• [THE TASK]
Copy out the complete listing, word for word.

-*-

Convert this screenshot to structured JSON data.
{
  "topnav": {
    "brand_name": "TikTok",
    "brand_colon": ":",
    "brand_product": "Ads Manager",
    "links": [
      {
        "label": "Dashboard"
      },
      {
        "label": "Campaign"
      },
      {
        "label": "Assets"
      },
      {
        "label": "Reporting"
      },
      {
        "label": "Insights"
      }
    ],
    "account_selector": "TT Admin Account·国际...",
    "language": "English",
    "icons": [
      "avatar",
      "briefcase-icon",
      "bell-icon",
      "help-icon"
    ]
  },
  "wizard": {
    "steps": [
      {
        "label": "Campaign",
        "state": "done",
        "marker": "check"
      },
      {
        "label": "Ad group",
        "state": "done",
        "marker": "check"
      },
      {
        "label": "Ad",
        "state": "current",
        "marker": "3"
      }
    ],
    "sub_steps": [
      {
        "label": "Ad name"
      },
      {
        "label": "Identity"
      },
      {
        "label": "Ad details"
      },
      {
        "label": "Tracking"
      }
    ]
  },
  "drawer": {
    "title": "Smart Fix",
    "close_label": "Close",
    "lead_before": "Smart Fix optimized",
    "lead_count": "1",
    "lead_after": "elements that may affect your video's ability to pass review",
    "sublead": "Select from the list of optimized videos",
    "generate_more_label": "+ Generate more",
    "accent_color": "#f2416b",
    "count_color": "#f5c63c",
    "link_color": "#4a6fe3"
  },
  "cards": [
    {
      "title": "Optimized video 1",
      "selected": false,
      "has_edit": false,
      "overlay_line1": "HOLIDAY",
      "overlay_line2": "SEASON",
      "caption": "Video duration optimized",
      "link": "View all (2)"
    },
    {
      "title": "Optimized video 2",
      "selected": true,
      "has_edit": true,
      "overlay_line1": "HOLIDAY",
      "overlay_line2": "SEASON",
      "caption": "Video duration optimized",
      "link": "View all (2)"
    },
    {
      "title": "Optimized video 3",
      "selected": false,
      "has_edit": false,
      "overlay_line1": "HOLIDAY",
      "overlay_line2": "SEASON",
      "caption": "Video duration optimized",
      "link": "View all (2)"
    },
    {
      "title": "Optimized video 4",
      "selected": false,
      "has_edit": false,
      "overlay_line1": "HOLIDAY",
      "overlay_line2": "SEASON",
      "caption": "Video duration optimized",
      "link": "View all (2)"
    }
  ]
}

-*-

• [THE RESPONSE]
Convert this screenshot to structured JSON data.
{
  "topnav": {
    "brand_name": "TikTok",
    "brand_colon": ":",
    "brand_product": "Ads Manager",
    "links": [
      {
        "label": "Dashboard"
      },
      {
        "label": "Campaign"
      },
      {
        "label": "Assets"
      },
      {
        "label": "Reporting"
      },
      {
        "label": "Insights"
      }
    ],
    "account_selector": "TT Admin Account·国际...",
    "language": "English",
    "icons": [
      "avatar",
      "briefcase-icon",
      "bell-icon",
      "help-icon"
    ]
  },
  "wizard": {
    "steps": [
      {
        "label": "Campaign",
        "state": "done",
        "marker": "check"
      },
      {
        "label": "Ad group",
        "state": "done",
        "marker": "check"
      },
      {
        "label": "Ad",
        "state": "current",
        "marker": "3"
      }
    ],
    "sub_steps": [
      {
        "label": "Ad name"
      },
      {
        "label": "Identity"
      },
      {
        "label": "Ad details"
      },
      {
        "label": "Tracking"
      }
    ]
  },
  "drawer": {
    "title": "Smart Fix",
    "close_label": "Close",
    "lead_before": "Smart Fix optimized",
    "lead_count": "1",
    "lead_after": "elements that may affect your video's ability to pass review",
    "sublead": "Select from the list of optimized videos",
    "generate_more_label": "+ Generate more",
    "accent_color": "#f2416b",
    "count_color": "#f5c63c",
    "link_color": "#4a6fe3"
  },
  "cards": [
    {
      "title": "Optimized video 1",
      "selected": false,
      "has_edit": false,
      "overlay_line1": "HOLIDAY",
      "overlay_line2": "SEASON",
      "caption": "Video duration optimized",
      "link": "View all (2)"
    },
    {
      "title": "Optimized video 2",
      "selected": true,
      "has_edit": true,
      "overlay_line1": "HOLIDAY",
      "overlay_line2": "SEASON",
      "caption": "Video duration optimized",
      "link": "View all (2)"
    },
    {
      "title": "Optimized video 3",
      "selected": false,
      "has_edit": false,
      "overlay_line1": "HOLIDAY",
      "overlay_line2": "SEASON",
      "caption": "Video duration optimized",
      "link": "View all (2)"
    },
    {
      "title": "Optimized video 4",
      "selected": false,
      "has_edit": false,
      "overlay_line1": "HOLIDAY",
      "overlay_line2": "SEASON",
      "caption": "Video duration optimized",
      "link": "View all (2)"
    }
  ]
}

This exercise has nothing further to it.